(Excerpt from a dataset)
+ + + +

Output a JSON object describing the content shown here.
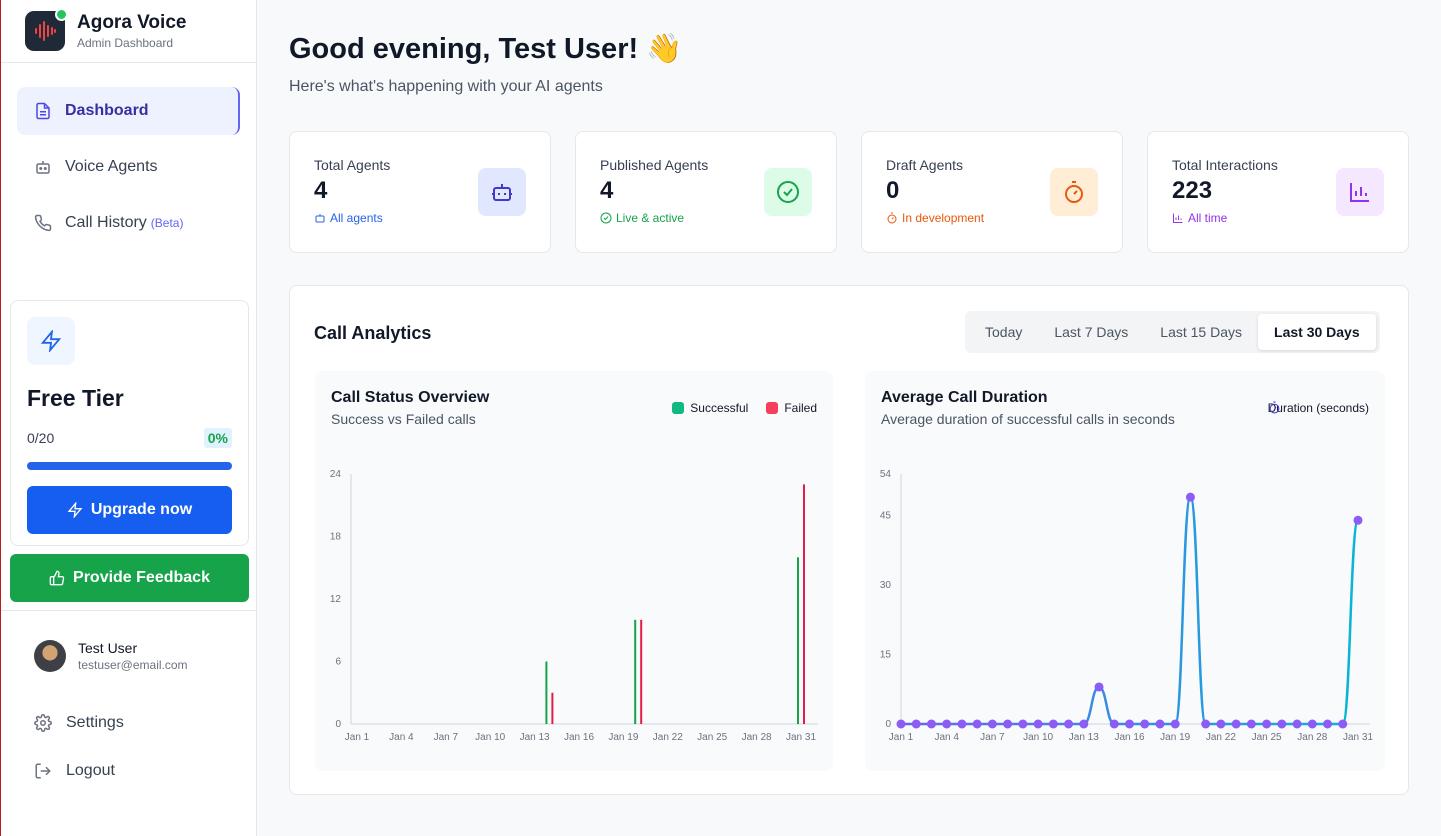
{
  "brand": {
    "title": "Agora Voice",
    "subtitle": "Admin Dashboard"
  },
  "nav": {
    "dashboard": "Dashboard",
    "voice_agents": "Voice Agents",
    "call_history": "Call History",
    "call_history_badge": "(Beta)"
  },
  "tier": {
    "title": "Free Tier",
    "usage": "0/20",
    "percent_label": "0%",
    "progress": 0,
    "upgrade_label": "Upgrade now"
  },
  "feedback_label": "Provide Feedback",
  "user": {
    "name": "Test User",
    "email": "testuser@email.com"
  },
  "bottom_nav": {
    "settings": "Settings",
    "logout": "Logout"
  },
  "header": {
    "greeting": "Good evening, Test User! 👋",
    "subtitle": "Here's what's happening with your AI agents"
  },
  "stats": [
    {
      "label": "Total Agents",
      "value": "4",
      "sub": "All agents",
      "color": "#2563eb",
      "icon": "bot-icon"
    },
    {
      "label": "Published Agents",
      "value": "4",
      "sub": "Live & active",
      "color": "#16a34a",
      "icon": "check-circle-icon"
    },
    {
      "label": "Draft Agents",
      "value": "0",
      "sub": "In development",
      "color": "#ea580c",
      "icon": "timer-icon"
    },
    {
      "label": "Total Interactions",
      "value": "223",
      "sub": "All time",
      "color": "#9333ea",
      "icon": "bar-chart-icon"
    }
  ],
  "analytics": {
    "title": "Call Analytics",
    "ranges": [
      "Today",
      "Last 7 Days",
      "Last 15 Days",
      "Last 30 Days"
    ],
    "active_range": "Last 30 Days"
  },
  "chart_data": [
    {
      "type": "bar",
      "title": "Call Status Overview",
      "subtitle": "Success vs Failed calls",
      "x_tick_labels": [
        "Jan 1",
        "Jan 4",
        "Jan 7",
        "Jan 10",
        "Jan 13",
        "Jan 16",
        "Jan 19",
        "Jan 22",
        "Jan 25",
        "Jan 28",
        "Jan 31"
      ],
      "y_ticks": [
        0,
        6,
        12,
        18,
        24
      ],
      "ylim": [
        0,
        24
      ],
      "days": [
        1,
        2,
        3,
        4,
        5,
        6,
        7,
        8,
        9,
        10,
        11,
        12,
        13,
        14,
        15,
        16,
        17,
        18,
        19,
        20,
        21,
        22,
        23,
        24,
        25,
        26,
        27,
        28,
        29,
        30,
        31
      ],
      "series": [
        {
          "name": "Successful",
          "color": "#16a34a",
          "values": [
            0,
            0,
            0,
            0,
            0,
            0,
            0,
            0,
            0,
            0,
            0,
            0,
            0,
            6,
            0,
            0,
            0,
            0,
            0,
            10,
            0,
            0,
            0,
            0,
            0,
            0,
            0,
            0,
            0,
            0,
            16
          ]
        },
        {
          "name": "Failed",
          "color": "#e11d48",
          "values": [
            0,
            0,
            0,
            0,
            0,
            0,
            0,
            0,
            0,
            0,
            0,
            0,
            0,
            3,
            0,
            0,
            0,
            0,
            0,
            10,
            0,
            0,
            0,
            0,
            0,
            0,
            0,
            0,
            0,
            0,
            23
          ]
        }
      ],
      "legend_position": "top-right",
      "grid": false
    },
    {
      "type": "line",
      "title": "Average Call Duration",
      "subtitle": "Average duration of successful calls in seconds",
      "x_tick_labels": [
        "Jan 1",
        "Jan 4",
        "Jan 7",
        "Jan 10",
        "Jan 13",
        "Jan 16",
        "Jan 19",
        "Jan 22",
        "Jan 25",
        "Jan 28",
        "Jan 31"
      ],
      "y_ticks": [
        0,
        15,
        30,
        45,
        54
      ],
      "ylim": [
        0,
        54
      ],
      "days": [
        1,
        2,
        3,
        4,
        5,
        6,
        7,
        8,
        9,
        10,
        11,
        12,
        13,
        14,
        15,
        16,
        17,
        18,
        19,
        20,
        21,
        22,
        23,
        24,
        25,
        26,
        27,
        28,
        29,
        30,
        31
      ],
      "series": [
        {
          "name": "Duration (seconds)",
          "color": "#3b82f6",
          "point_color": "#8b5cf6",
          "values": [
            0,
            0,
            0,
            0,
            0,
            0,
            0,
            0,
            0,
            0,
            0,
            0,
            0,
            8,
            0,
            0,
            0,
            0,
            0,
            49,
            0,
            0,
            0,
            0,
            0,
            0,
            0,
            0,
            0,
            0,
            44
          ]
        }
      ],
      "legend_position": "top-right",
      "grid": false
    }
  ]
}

+ + + +

[TASK INSTRUCTIONS]
Go through the listing above and list every line that has the word "seconds".

[WRITTEN RESPONSE]
      "subtitle": "Average duration of successful calls in seconds",
          "name": "Duration (seconds)",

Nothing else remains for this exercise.